**EXERCISE BRIEF:**
Go through the records and copy each line where the word "name" occurs.

**DATA SECTION:**
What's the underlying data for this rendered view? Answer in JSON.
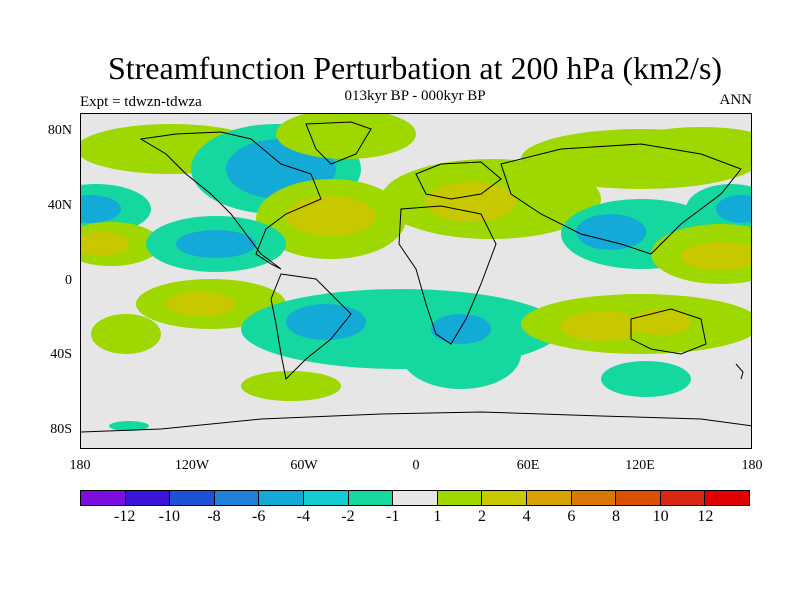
{
  "title": "Streamfunction Perturbation at 200 hPa (km2/s)",
  "subtitle": "013kyr BP - 000kyr BP",
  "left_label": "Expt = tdwzn-tdwza",
  "right_label": "ANN",
  "lat_ticks": [
    "80N",
    "40N",
    "0",
    "40S",
    "80S"
  ],
  "lon_ticks": [
    "180",
    "120W",
    "60W",
    "0",
    "60E",
    "120E",
    "180"
  ],
  "colorbar": {
    "labels": [
      "-12",
      "-10",
      "-8",
      "-6",
      "-4",
      "-2",
      "-1",
      "1",
      "2",
      "4",
      "6",
      "8",
      "10",
      "12"
    ],
    "colors": [
      "#7a0fe0",
      "#3a14d8",
      "#1f50d8",
      "#1f82d8",
      "#14aad8",
      "#14cdd2",
      "#14d8a0",
      "#e6e6e6",
      "#9ed800",
      "#c8c800",
      "#d8a000",
      "#d87800",
      "#d85000",
      "#d82814",
      "#e00000"
    ]
  },
  "map": {
    "background": "#e6e6e6",
    "contours": [
      {
        "id": "north-america-low",
        "color": "#14d8a0"
      },
      {
        "id": "north-america-low-core",
        "color": "#14aad8"
      },
      {
        "id": "arctic-high",
        "color": "#9ed800"
      },
      {
        "id": "atlantic-high",
        "color": "#9ed800"
      },
      {
        "id": "atlantic-high-core",
        "color": "#c8c800"
      },
      {
        "id": "europe-high",
        "color": "#9ed800"
      },
      {
        "id": "europe-high-core",
        "color": "#c8c800"
      },
      {
        "id": "asia-low",
        "color": "#14d8a0"
      },
      {
        "id": "asia-low-core",
        "color": "#14aad8"
      },
      {
        "id": "pacific-west-low",
        "color": "#14d8a0"
      },
      {
        "id": "pacific-west-low-core",
        "color": "#14aad8"
      },
      {
        "id": "pacific-east-low",
        "color": "#14d8a0"
      },
      {
        "id": "pacific-east-low-core",
        "color": "#14aad8"
      },
      {
        "id": "pacific-high",
        "color": "#9ed800"
      },
      {
        "id": "pacific-high-core",
        "color": "#c8c800"
      },
      {
        "id": "southern-low",
        "color": "#14d8a0"
      },
      {
        "id": "southern-low-core",
        "color": "#14aad8"
      },
      {
        "id": "australia-high",
        "color": "#9ed800"
      },
      {
        "id": "australia-high-core",
        "color": "#c8c800"
      },
      {
        "id": "south-pacific-high",
        "color": "#9ed800"
      },
      {
        "id": "south-pacific-high-core",
        "color": "#c8c800"
      },
      {
        "id": "southern-ocean-high",
        "color": "#9ed800"
      }
    ]
  }
}
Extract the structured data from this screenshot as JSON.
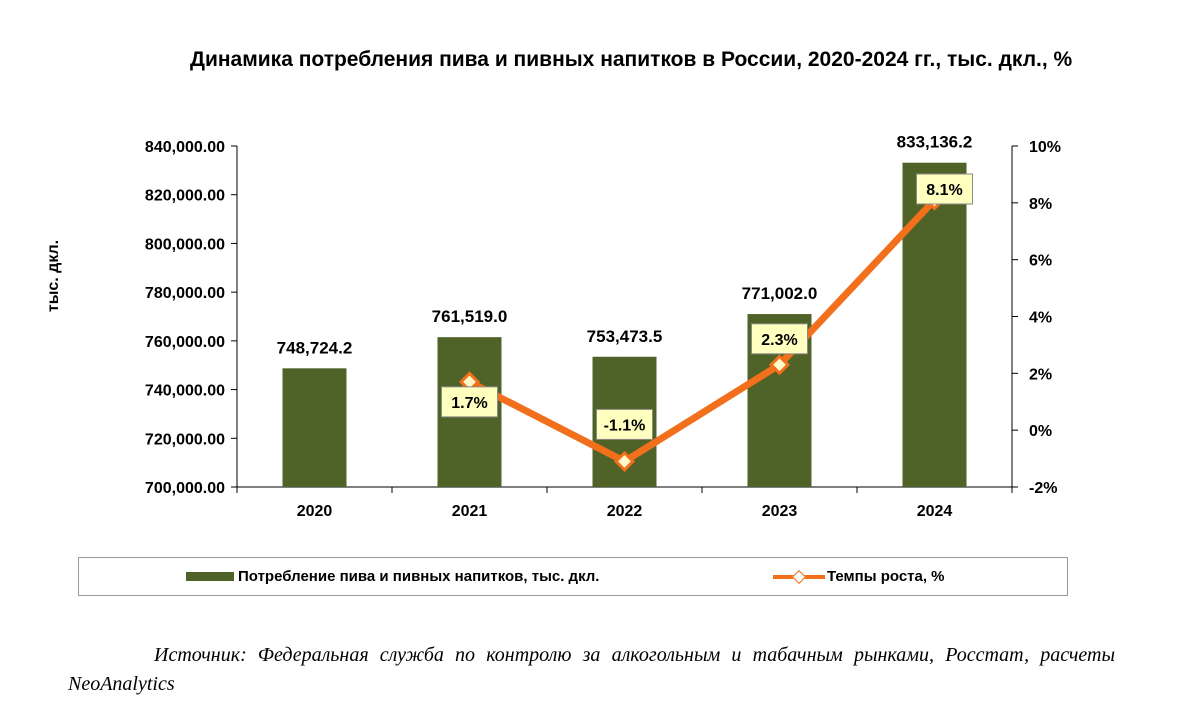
{
  "chart_data": {
    "type": "bar+line",
    "title": "Динамика потребления пива и пивных напитков в России, 2020-2024 гг., тыс. дкл., %",
    "categories": [
      "2020",
      "2021",
      "2022",
      "2023",
      "2024"
    ],
    "series": [
      {
        "name": "Потребление пива и пивных напитков, тыс. дкл.",
        "type": "bar",
        "axis": "left",
        "values": [
          748724.2,
          761519.0,
          753473.5,
          771002.0,
          833136.2
        ],
        "value_labels": [
          "748,724.2",
          "761,519.0",
          "753,473.5",
          "771,002.0",
          "833,136.2"
        ],
        "color": "#4f6228"
      },
      {
        "name": "Темпы роста, %",
        "type": "line",
        "axis": "right",
        "values": [
          null,
          1.7,
          -1.1,
          2.3,
          8.1
        ],
        "value_labels": [
          "",
          "1.7%",
          "-1.1%",
          "2.3%",
          "8.1%"
        ],
        "color": "#f26f1c",
        "marker": "diamond"
      }
    ],
    "y_left": {
      "label": "тыс. дкл.",
      "range": [
        700000,
        840000
      ],
      "ticks": [
        "700,000.00",
        "720,000.00",
        "740,000.00",
        "760,000.00",
        "780,000.00",
        "800,000.00",
        "820,000.00",
        "840,000.00"
      ]
    },
    "y_right": {
      "range": [
        -2,
        10
      ],
      "ticks": [
        "-2%",
        "0%",
        "2%",
        "4%",
        "6%",
        "8%",
        "10%"
      ]
    },
    "grid": false,
    "legend": "bottom"
  },
  "source": "Источник: Федеральная служба по контролю за алкогольным и табачным рынками, Росстат, расчеты NeoAnalytics"
}
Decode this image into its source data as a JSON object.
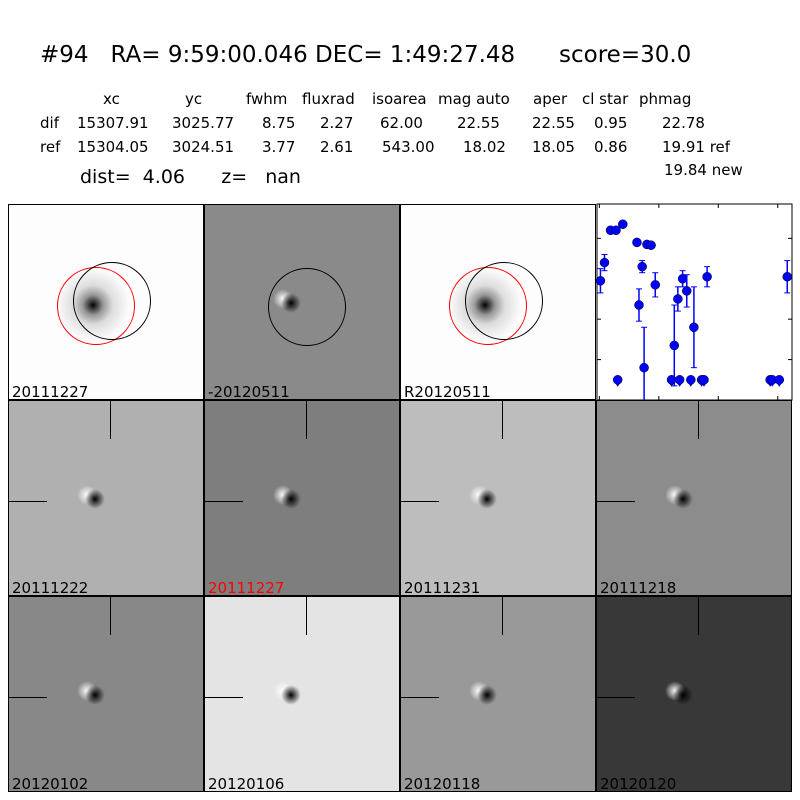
{
  "title": "#94   RA= 9:59:00.046 DEC= 1:49:27.48      score=30.0",
  "table": {
    "headers": [
      "xc",
      "yc",
      "fwhm",
      "fluxrad",
      "isoarea",
      "mag auto",
      "aper",
      "cl star",
      "phmag"
    ],
    "rows": [
      {
        "label": "dif",
        "values": [
          "15307.91",
          "3025.77",
          "8.75",
          "2.27",
          "62.00",
          "22.55",
          "22.55",
          "0.95",
          "22.78"
        ]
      },
      {
        "label": "ref",
        "values": [
          "15304.05",
          "3024.51",
          "3.77",
          "2.61",
          "543.00",
          "18.02",
          "18.05",
          "0.86",
          "19.91 ref"
        ]
      }
    ],
    "extra": "19.84 new"
  },
  "dist_text": "dist=  4.06      z=   nan",
  "stamps": [
    {
      "label": "20111227",
      "label_color": "#000000"
    },
    {
      "label": "-20120511",
      "label_color": "#000000"
    },
    {
      "label": "R20120511",
      "label_color": "#000000"
    },
    {
      "label": "20111218",
      "label_color": "#000000"
    },
    {
      "label": "20111222",
      "label_color": "#000000"
    },
    {
      "label": "20111227",
      "label_color": "#ff0000"
    },
    {
      "label": "20111231",
      "label_color": "#000000"
    },
    {
      "label": "20120102",
      "label_color": "#000000"
    },
    {
      "label": "20120106",
      "label_color": "#000000"
    },
    {
      "label": "20120118",
      "label_color": "#000000"
    },
    {
      "label": "20120120",
      "label_color": "#000000"
    }
  ],
  "chart_data": {
    "type": "scatter",
    "xlim": [
      -2,
      162
    ],
    "ylim": [
      26,
      21.15
    ],
    "y_inverted": true,
    "xticks": [
      0,
      50,
      100,
      150
    ],
    "yticks": [
      22,
      23,
      24,
      25,
      26
    ],
    "color": "#0000ff",
    "points": [
      {
        "x": 0.9,
        "y": 23.05,
        "err": 0.3
      },
      {
        "x": 4.3,
        "y": 22.6,
        "err": 0.2
      },
      {
        "x": 9.4,
        "y": 21.8,
        "err": 0.03
      },
      {
        "x": 14,
        "y": 21.8,
        "err": 0.03
      },
      {
        "x": 19.7,
        "y": 21.65,
        "err": 0.03
      },
      {
        "x": 31.6,
        "y": 22.1,
        "err": 0.05
      },
      {
        "x": 33.3,
        "y": 23.65,
        "err": 0.4
      },
      {
        "x": 36,
        "y": 22.7,
        "err": 0.15
      },
      {
        "x": 37.6,
        "y": 25.2,
        "err": 1.0
      },
      {
        "x": 40,
        "y": 22.15,
        "err": 0.05
      },
      {
        "x": 43.5,
        "y": 22.17,
        "err": 0.05
      },
      {
        "x": 47,
        "y": 23.15,
        "err": 0.3
      },
      {
        "x": 63,
        "y": 24.65,
        "err": 1.0
      },
      {
        "x": 66,
        "y": 23.5,
        "err": 0.3
      },
      {
        "x": 70,
        "y": 23.0,
        "err": 0.2
      },
      {
        "x": 73.5,
        "y": 23.3,
        "err": 0.4
      },
      {
        "x": 79.5,
        "y": 24.2,
        "err": 1.0
      },
      {
        "x": 90.6,
        "y": 22.95,
        "err": 0.25
      },
      {
        "x": 158,
        "y": 22.95,
        "err": 0.4
      }
    ],
    "upper_limits": [
      {
        "x": 15.4,
        "y": 25.5
      },
      {
        "x": 60.7,
        "y": 25.5
      },
      {
        "x": 67.5,
        "y": 25.5
      },
      {
        "x": 76.9,
        "y": 25.5
      },
      {
        "x": 86,
        "y": 25.5
      },
      {
        "x": 88,
        "y": 25.5
      },
      {
        "x": 143.6,
        "y": 25.5
      },
      {
        "x": 145.4,
        "y": 25.5
      },
      {
        "x": 151.3,
        "y": 25.5
      }
    ]
  }
}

**WRITTEN ANSWER:**
        "name": "Потребление пива и пивных напитков, тыс. дкл.",
        "name": "Темпы роста, %",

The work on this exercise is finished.